*Exercise prompt*. Reproduce every line of the material below, but drop the pictures.

*Records shown*.
#####

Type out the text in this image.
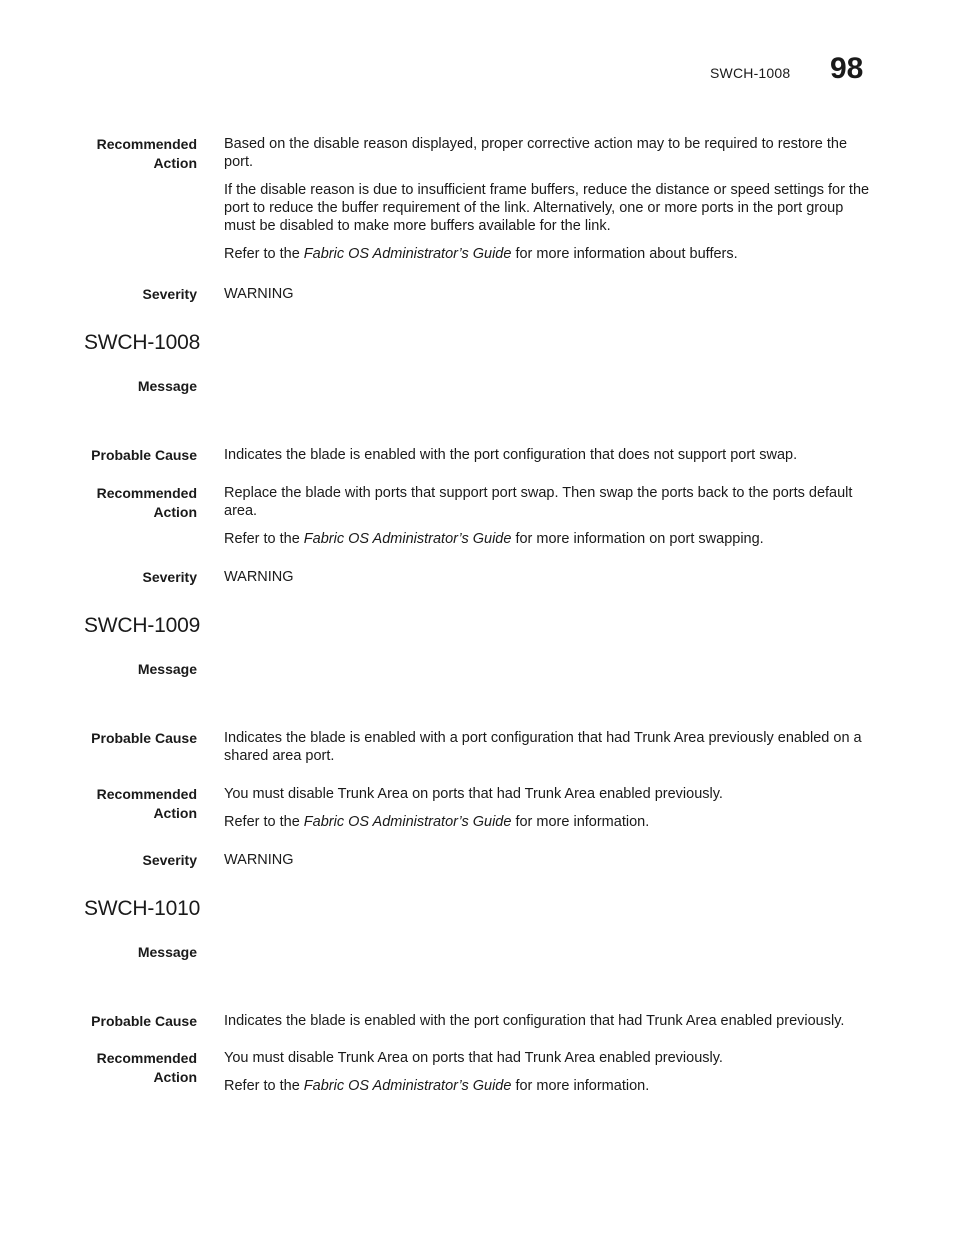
SWCH-1008 98
Recommended
Action

Based on the disable reason displayed, proper corrective action may to be required to restore the port.

If the disable reason is due to insufficient frame buffers, reduce the distance or speed settings for the port to reduce the buffer requirement of the link. Alternatively, one or more ports in the port group must be disabled to make more buffers available for the link.

Refer to the Fabric OS Administrator’s Guide for more information about buffers.

Severity WARNING
SWCH-1008
Message
Probable Cause Indicates the blade is enabled with the port configuration that does not support port swap.
Recommended
Action

Replace the blade with ports that support port swap. Then swap the ports back to the ports default area.

Refer to the Fabric OS Administrator’s Guide for more information on port swapping.

Severity WARNING
SWCH-1009
Message
Probable Cause Indicates the blade is enabled with a port configuration that had Trunk Area previously enabled on a shared area port.
Recommended
Action

You must disable Trunk Area on ports that had Trunk Area enabled previously.

Refer to the Fabric OS Administrator’s Guide for more information.

Severity WARNING
SWCH-1010
Message
Probable Cause Indicates the blade is enabled with the port configuration that had Trunk Area enabled previously.
Recommended
Action

You must disable Trunk Area on ports that had Trunk Area enabled previously.

Refer to the Fabric OS Administrator’s Guide for more information.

#####

*Problem solution*.
Type out the text in this image.
SWCH-1008 98
Recommended
Action

Based on the disable reason displayed, proper corrective action may to be required to restore the port.

If the disable reason is due to insufficient frame buffers, reduce the distance or speed settings for the port to reduce the buffer requirement of the link. Alternatively, one or more ports in the port group must be disabled to make more buffers available for the link.

Refer to the Fabric OS Administrator’s Guide for more information about buffers.

Severity WARNING
SWCH-1008
Message
Probable Cause Indicates the blade is enabled with the port configuration that does not support port swap.
Recommended
Action

Replace the blade with ports that support port swap. Then swap the ports back to the ports default area.

Refer to the Fabric OS Administrator’s Guide for more information on port swapping.

Severity WARNING
SWCH-1009
Message
Probable Cause Indicates the blade is enabled with a port configuration that had Trunk Area previously enabled on a shared area port.
Recommended
Action

You must disable Trunk Area on ports that had Trunk Area enabled previously.

Refer to the Fabric OS Administrator’s Guide for more information.

Severity WARNING
SWCH-1010
Message
Probable Cause Indicates the blade is enabled with the port configuration that had Trunk Area enabled previously.
Recommended
Action

You must disable Trunk Area on ports that had Trunk Area enabled previously.

Refer to the Fabric OS Administrator’s Guide for more information.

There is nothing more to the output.